### PROBLEM DESCRIPTION
Transcribe the whole listing without a single picture.

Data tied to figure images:
▼
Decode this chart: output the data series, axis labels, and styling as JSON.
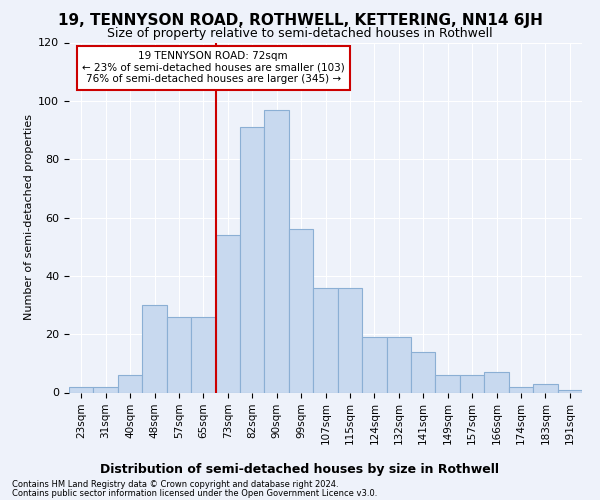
{
  "title": "19, TENNYSON ROAD, ROTHWELL, KETTERING, NN14 6JH",
  "subtitle": "Size of property relative to semi-detached houses in Rothwell",
  "xlabel": "Distribution of semi-detached houses by size in Rothwell",
  "ylabel": "Number of semi-detached properties",
  "categories": [
    "23sqm",
    "31sqm",
    "40sqm",
    "48sqm",
    "57sqm",
    "65sqm",
    "73sqm",
    "82sqm",
    "90sqm",
    "99sqm",
    "107sqm",
    "115sqm",
    "124sqm",
    "132sqm",
    "141sqm",
    "149sqm",
    "157sqm",
    "166sqm",
    "174sqm",
    "183sqm",
    "191sqm"
  ],
  "values": [
    2,
    2,
    6,
    30,
    26,
    26,
    54,
    91,
    97,
    56,
    36,
    36,
    19,
    19,
    14,
    6,
    6,
    7,
    2,
    3,
    1
  ],
  "bar_color": "#c8d9ef",
  "bar_edge_color": "#8bafd4",
  "vline_color": "#cc0000",
  "annotation_title": "19 TENNYSON ROAD: 72sqm",
  "annotation_line1": "← 23% of semi-detached houses are smaller (103)",
  "annotation_line2": "76% of semi-detached houses are larger (345) →",
  "annotation_box_color": "#ffffff",
  "annotation_box_edge": "#cc0000",
  "footer1": "Contains HM Land Registry data © Crown copyright and database right 2024.",
  "footer2": "Contains public sector information licensed under the Open Government Licence v3.0.",
  "ylim": [
    0,
    120
  ],
  "background_color": "#eef2fa",
  "grid_color": "#ffffff"
}
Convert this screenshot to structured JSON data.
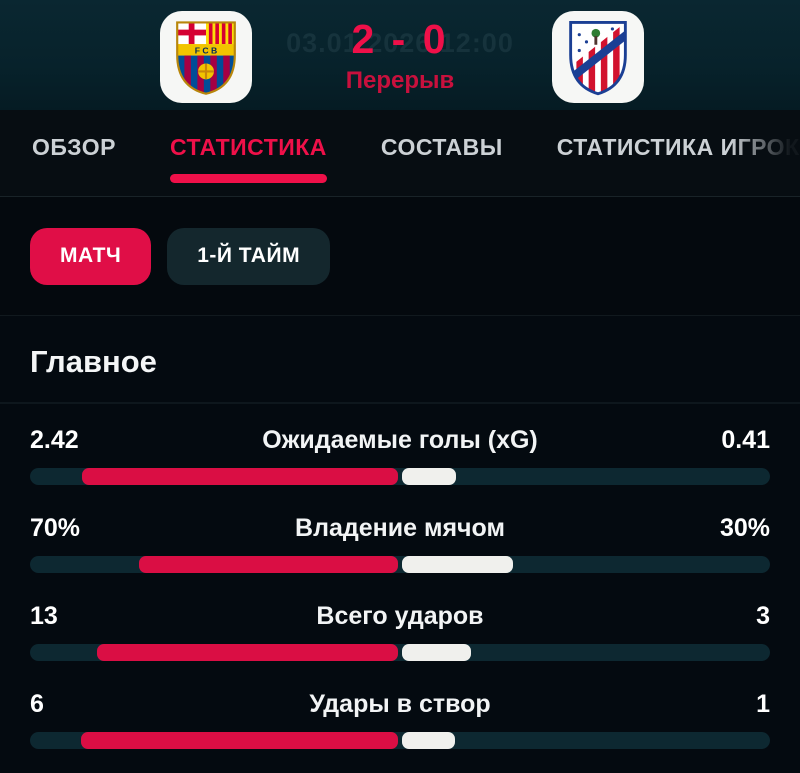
{
  "colors": {
    "accent": "#ef1049",
    "accent_chip": "#e00e47",
    "bar_home": "#da0e44",
    "bar_away": "#f0f0ed",
    "bar_track": "#0d2831",
    "status_red": "#c8103d"
  },
  "header": {
    "home_logo_icon": "fc-barcelona-crest",
    "away_logo_icon": "atletico-madrid-crest",
    "score": "2 - 0",
    "status": "Перерыв",
    "datetime_watermark": "03.01.2026 12:00"
  },
  "tabs": [
    {
      "id": "overview",
      "label": "ОБЗОР",
      "active": false
    },
    {
      "id": "statistics",
      "label": "СТАТИСТИКА",
      "active": true
    },
    {
      "id": "lineups",
      "label": "СОСТАВЫ",
      "active": false
    },
    {
      "id": "player-stats",
      "label": "СТАТИСТИКА ИГРОКОВ",
      "active": false
    }
  ],
  "filters": [
    {
      "id": "match",
      "label": "МАТЧ",
      "active": true
    },
    {
      "id": "first-half",
      "label": "1-Й ТАЙМ",
      "active": false
    }
  ],
  "main": {
    "section_title": "Главное",
    "stats": [
      {
        "label": "Ожидаемые голы (xG)",
        "home": "2.42",
        "away": "0.41",
        "home_value": 2.42,
        "away_value": 0.41
      },
      {
        "label": "Владение мячом",
        "home": "70%",
        "away": "30%",
        "home_value": 70,
        "away_value": 30
      },
      {
        "label": "Всего ударов",
        "home": "13",
        "away": "3",
        "home_value": 13,
        "away_value": 3
      },
      {
        "label": "Удары в створ",
        "home": "6",
        "away": "1",
        "home_value": 6,
        "away_value": 1
      }
    ]
  }
}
▲
### EXERCISE ANSWER
Decode this chart: output the data series, axis labels, and styling as JSON.
{
  "title": "19, TENNYSON ROAD, ROTHWELL, KETTERING, NN14 6JH",
  "subtitle": "Size of property relative to semi-detached houses in Rothwell",
  "xlabel": "Distribution of semi-detached houses by size in Rothwell",
  "ylabel": "Number of semi-detached properties",
  "categories": [
    "23sqm",
    "31sqm",
    "40sqm",
    "48sqm",
    "57sqm",
    "65sqm",
    "73sqm",
    "82sqm",
    "90sqm",
    "99sqm",
    "107sqm",
    "115sqm",
    "124sqm",
    "132sqm",
    "141sqm",
    "149sqm",
    "157sqm",
    "166sqm",
    "174sqm",
    "183sqm",
    "191sqm"
  ],
  "values": [
    2,
    2,
    6,
    30,
    26,
    26,
    54,
    91,
    97,
    56,
    36,
    36,
    19,
    19,
    14,
    6,
    6,
    7,
    2,
    3,
    1
  ],
  "bar_color": "#c8d9ef",
  "bar_edge_color": "#8bafd4",
  "vline_color": "#cc0000",
  "annotation_title": "19 TENNYSON ROAD: 72sqm",
  "annotation_line1": "← 23% of semi-detached houses are smaller (103)",
  "annotation_line2": "76% of semi-detached houses are larger (345) →",
  "annotation_box_color": "#ffffff",
  "annotation_box_edge": "#cc0000",
  "footer1": "Contains HM Land Registry data © Crown copyright and database right 2024.",
  "footer2": "Contains public sector information licensed under the Open Government Licence v3.0.",
  "ylim": [
    0,
    120
  ],
  "background_color": "#eef2fa",
  "grid_color": "#ffffff"
}
Convert this screenshot to structured JSON data.
{
  "colors": {
    "accent": "#ef1049",
    "accent_chip": "#e00e47",
    "bar_home": "#da0e44",
    "bar_away": "#f0f0ed",
    "bar_track": "#0d2831",
    "status_red": "#c8103d"
  },
  "header": {
    "home_logo_icon": "fc-barcelona-crest",
    "away_logo_icon": "atletico-madrid-crest",
    "score": "2 - 0",
    "status": "Перерыв",
    "datetime_watermark": "03.01.2026 12:00"
  },
  "tabs": [
    {
      "id": "overview",
      "label": "ОБЗОР",
      "active": false
    },
    {
      "id": "statistics",
      "label": "СТАТИСТИКА",
      "active": true
    },
    {
      "id": "lineups",
      "label": "СОСТАВЫ",
      "active": false
    },
    {
      "id": "player-stats",
      "label": "СТАТИСТИКА ИГРОКОВ",
      "active": false
    }
  ],
  "filters": [
    {
      "id": "match",
      "label": "МАТЧ",
      "active": true
    },
    {
      "id": "first-half",
      "label": "1-Й ТАЙМ",
      "active": false
    }
  ],
  "main": {
    "section_title": "Главное",
    "stats": [
      {
        "label": "Ожидаемые голы (xG)",
        "home": "2.42",
        "away": "0.41",
        "home_value": 2.42,
        "away_value": 0.41
      },
      {
        "label": "Владение мячом",
        "home": "70%",
        "away": "30%",
        "home_value": 70,
        "away_value": 30
      },
      {
        "label": "Всего ударов",
        "home": "13",
        "away": "3",
        "home_value": 13,
        "away_value": 3
      },
      {
        "label": "Удары в створ",
        "home": "6",
        "away": "1",
        "home_value": 6,
        "away_value": 1
      }
    ]
  }
}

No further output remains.